Items from a figure collection
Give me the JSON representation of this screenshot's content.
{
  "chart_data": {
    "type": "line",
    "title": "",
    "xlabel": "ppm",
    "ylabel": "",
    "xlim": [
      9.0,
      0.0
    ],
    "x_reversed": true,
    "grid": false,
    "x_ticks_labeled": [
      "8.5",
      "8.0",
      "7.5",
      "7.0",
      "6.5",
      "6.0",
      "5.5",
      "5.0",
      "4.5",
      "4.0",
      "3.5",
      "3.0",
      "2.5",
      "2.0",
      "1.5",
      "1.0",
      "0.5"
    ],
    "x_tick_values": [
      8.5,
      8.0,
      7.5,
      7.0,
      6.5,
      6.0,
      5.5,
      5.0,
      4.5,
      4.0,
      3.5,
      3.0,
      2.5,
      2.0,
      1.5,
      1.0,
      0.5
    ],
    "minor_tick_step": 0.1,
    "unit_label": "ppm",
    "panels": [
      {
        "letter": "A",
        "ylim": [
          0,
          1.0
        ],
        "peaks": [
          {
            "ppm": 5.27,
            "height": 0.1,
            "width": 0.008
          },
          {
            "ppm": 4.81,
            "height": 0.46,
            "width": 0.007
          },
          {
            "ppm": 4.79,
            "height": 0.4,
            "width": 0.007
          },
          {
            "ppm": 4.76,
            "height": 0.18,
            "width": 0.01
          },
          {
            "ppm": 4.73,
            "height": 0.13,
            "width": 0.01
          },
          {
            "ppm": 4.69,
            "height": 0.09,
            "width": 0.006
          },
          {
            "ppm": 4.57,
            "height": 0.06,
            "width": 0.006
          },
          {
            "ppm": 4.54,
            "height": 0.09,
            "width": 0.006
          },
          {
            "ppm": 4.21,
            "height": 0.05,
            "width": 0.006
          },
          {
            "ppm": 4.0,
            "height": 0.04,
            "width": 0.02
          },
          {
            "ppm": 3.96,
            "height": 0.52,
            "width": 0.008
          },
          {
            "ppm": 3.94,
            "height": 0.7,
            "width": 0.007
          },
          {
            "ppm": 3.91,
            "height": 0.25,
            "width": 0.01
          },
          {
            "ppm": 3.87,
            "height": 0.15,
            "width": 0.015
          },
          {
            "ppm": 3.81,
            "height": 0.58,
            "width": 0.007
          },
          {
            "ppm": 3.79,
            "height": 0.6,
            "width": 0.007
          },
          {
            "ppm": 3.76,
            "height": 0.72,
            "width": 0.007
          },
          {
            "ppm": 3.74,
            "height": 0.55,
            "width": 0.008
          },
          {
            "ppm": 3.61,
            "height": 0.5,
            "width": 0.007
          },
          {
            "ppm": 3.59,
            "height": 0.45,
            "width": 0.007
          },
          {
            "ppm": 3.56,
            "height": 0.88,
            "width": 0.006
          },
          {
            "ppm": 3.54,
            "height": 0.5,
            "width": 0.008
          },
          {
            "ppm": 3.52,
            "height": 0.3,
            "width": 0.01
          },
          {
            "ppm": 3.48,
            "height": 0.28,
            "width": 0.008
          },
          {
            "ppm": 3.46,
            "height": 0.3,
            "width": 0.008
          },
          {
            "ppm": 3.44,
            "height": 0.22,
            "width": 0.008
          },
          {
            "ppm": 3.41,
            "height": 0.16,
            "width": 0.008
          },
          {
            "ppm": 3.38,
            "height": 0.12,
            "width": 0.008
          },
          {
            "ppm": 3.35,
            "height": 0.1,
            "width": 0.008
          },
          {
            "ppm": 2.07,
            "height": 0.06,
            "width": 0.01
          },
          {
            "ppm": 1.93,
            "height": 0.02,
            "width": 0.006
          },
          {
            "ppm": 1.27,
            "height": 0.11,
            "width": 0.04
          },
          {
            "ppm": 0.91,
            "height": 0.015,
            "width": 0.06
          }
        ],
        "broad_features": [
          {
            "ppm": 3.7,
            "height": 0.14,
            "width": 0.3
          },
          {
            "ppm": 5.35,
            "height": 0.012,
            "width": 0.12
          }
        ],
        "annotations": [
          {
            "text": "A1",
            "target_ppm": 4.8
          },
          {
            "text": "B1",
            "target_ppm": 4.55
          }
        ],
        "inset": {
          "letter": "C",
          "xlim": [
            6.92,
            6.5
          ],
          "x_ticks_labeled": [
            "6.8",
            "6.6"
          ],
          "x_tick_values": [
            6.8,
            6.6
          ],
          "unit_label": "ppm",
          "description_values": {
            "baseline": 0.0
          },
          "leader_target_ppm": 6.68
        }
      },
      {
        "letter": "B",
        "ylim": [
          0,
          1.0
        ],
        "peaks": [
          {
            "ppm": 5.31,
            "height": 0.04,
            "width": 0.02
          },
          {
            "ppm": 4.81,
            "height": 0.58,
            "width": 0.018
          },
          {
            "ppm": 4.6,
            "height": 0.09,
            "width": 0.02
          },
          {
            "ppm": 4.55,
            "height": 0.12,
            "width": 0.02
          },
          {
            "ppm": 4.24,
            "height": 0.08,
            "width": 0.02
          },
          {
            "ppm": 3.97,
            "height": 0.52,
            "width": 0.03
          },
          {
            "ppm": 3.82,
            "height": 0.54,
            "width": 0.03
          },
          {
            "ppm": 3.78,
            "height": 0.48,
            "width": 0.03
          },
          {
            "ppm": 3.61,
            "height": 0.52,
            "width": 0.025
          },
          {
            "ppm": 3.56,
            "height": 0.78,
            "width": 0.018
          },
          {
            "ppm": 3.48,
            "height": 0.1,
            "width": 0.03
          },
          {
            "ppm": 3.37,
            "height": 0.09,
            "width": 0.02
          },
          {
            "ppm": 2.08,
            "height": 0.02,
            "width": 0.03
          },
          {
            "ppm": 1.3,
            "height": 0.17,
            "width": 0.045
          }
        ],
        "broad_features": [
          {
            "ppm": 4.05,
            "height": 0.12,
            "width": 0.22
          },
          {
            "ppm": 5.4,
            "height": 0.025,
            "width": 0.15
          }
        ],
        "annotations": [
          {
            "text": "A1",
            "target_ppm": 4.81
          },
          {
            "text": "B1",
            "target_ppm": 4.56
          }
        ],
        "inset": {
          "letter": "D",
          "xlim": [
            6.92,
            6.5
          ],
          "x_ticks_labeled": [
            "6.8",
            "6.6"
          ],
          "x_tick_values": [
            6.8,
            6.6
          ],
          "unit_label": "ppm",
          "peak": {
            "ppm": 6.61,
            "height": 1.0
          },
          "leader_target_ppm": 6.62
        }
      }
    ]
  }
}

What the task requires: From the records above, extract every entry verbatim.

Exercise answer:
Give me the JSON representation of this screenshot's content.
{
  "chart_data": {
    "type": "line",
    "title": "",
    "xlabel": "ppm",
    "ylabel": "",
    "xlim": [
      9.0,
      0.0
    ],
    "x_reversed": true,
    "grid": false,
    "x_ticks_labeled": [
      "8.5",
      "8.0",
      "7.5",
      "7.0",
      "6.5",
      "6.0",
      "5.5",
      "5.0",
      "4.5",
      "4.0",
      "3.5",
      "3.0",
      "2.5",
      "2.0",
      "1.5",
      "1.0",
      "0.5"
    ],
    "x_tick_values": [
      8.5,
      8.0,
      7.5,
      7.0,
      6.5,
      6.0,
      5.5,
      5.0,
      4.5,
      4.0,
      3.5,
      3.0,
      2.5,
      2.0,
      1.5,
      1.0,
      0.5
    ],
    "minor_tick_step": 0.1,
    "unit_label": "ppm",
    "panels": [
      {
        "letter": "A",
        "ylim": [
          0,
          1.0
        ],
        "peaks": [
          {
            "ppm": 5.27,
            "height": 0.1,
            "width": 0.008
          },
          {
            "ppm": 4.81,
            "height": 0.46,
            "width": 0.007
          },
          {
            "ppm": 4.79,
            "height": 0.4,
            "width": 0.007
          },
          {
            "ppm": 4.76,
            "height": 0.18,
            "width": 0.01
          },
          {
            "ppm": 4.73,
            "height": 0.13,
            "width": 0.01
          },
          {
            "ppm": 4.69,
            "height": 0.09,
            "width": 0.006
          },
          {
            "ppm": 4.57,
            "height": 0.06,
            "width": 0.006
          },
          {
            "ppm": 4.54,
            "height": 0.09,
            "width": 0.006
          },
          {
            "ppm": 4.21,
            "height": 0.05,
            "width": 0.006
          },
          {
            "ppm": 4.0,
            "height": 0.04,
            "width": 0.02
          },
          {
            "ppm": 3.96,
            "height": 0.52,
            "width": 0.008
          },
          {
            "ppm": 3.94,
            "height": 0.7,
            "width": 0.007
          },
          {
            "ppm": 3.91,
            "height": 0.25,
            "width": 0.01
          },
          {
            "ppm": 3.87,
            "height": 0.15,
            "width": 0.015
          },
          {
            "ppm": 3.81,
            "height": 0.58,
            "width": 0.007
          },
          {
            "ppm": 3.79,
            "height": 0.6,
            "width": 0.007
          },
          {
            "ppm": 3.76,
            "height": 0.72,
            "width": 0.007
          },
          {
            "ppm": 3.74,
            "height": 0.55,
            "width": 0.008
          },
          {
            "ppm": 3.61,
            "height": 0.5,
            "width": 0.007
          },
          {
            "ppm": 3.59,
            "height": 0.45,
            "width": 0.007
          },
          {
            "ppm": 3.56,
            "height": 0.88,
            "width": 0.006
          },
          {
            "ppm": 3.54,
            "height": 0.5,
            "width": 0.008
          },
          {
            "ppm": 3.52,
            "height": 0.3,
            "width": 0.01
          },
          {
            "ppm": 3.48,
            "height": 0.28,
            "width": 0.008
          },
          {
            "ppm": 3.46,
            "height": 0.3,
            "width": 0.008
          },
          {
            "ppm": 3.44,
            "height": 0.22,
            "width": 0.008
          },
          {
            "ppm": 3.41,
            "height": 0.16,
            "width": 0.008
          },
          {
            "ppm": 3.38,
            "height": 0.12,
            "width": 0.008
          },
          {
            "ppm": 3.35,
            "height": 0.1,
            "width": 0.008
          },
          {
            "ppm": 2.07,
            "height": 0.06,
            "width": 0.01
          },
          {
            "ppm": 1.93,
            "height": 0.02,
            "width": 0.006
          },
          {
            "ppm": 1.27,
            "height": 0.11,
            "width": 0.04
          },
          {
            "ppm": 0.91,
            "height": 0.015,
            "width": 0.06
          }
        ],
        "broad_features": [
          {
            "ppm": 3.7,
            "height": 0.14,
            "width": 0.3
          },
          {
            "ppm": 5.35,
            "height": 0.012,
            "width": 0.12
          }
        ],
        "annotations": [
          {
            "text": "A1",
            "target_ppm": 4.8
          },
          {
            "text": "B1",
            "target_ppm": 4.55
          }
        ],
        "inset": {
          "letter": "C",
          "xlim": [
            6.92,
            6.5
          ],
          "x_ticks_labeled": [
            "6.8",
            "6.6"
          ],
          "x_tick_values": [
            6.8,
            6.6
          ],
          "unit_label": "ppm",
          "description_values": {
            "baseline": 0.0
          },
          "leader_target_ppm": 6.68
        }
      },
      {
        "letter": "B",
        "ylim": [
          0,
          1.0
        ],
        "peaks": [
          {
            "ppm": 5.31,
            "height": 0.04,
            "width": 0.02
          },
          {
            "ppm": 4.81,
            "height": 0.58,
            "width": 0.018
          },
          {
            "ppm": 4.6,
            "height": 0.09,
            "width": 0.02
          },
          {
            "ppm": 4.55,
            "height": 0.12,
            "width": 0.02
          },
          {
            "ppm": 4.24,
            "height": 0.08,
            "width": 0.02
          },
          {
            "ppm": 3.97,
            "height": 0.52,
            "width": 0.03
          },
          {
            "ppm": 3.82,
            "height": 0.54,
            "width": 0.03
          },
          {
            "ppm": 3.78,
            "height": 0.48,
            "width": 0.03
          },
          {
            "ppm": 3.61,
            "height": 0.52,
            "width": 0.025
          },
          {
            "ppm": 3.56,
            "height": 0.78,
            "width": 0.018
          },
          {
            "ppm": 3.48,
            "height": 0.1,
            "width": 0.03
          },
          {
            "ppm": 3.37,
            "height": 0.09,
            "width": 0.02
          },
          {
            "ppm": 2.08,
            "height": 0.02,
            "width": 0.03
          },
          {
            "ppm": 1.3,
            "height": 0.17,
            "width": 0.045
          }
        ],
        "broad_features": [
          {
            "ppm": 4.05,
            "height": 0.12,
            "width": 0.22
          },
          {
            "ppm": 5.4,
            "height": 0.025,
            "width": 0.15
          }
        ],
        "annotations": [
          {
            "text": "A1",
            "target_ppm": 4.81
          },
          {
            "text": "B1",
            "target_ppm": 4.56
          }
        ],
        "inset": {
          "letter": "D",
          "xlim": [
            6.92,
            6.5
          ],
          "x_ticks_labeled": [
            "6.8",
            "6.6"
          ],
          "x_tick_values": [
            6.8,
            6.6
          ],
          "unit_label": "ppm",
          "peak": {
            "ppm": 6.61,
            "height": 1.0
          },
          "leader_target_ppm": 6.62
        }
      }
    ]
  }
}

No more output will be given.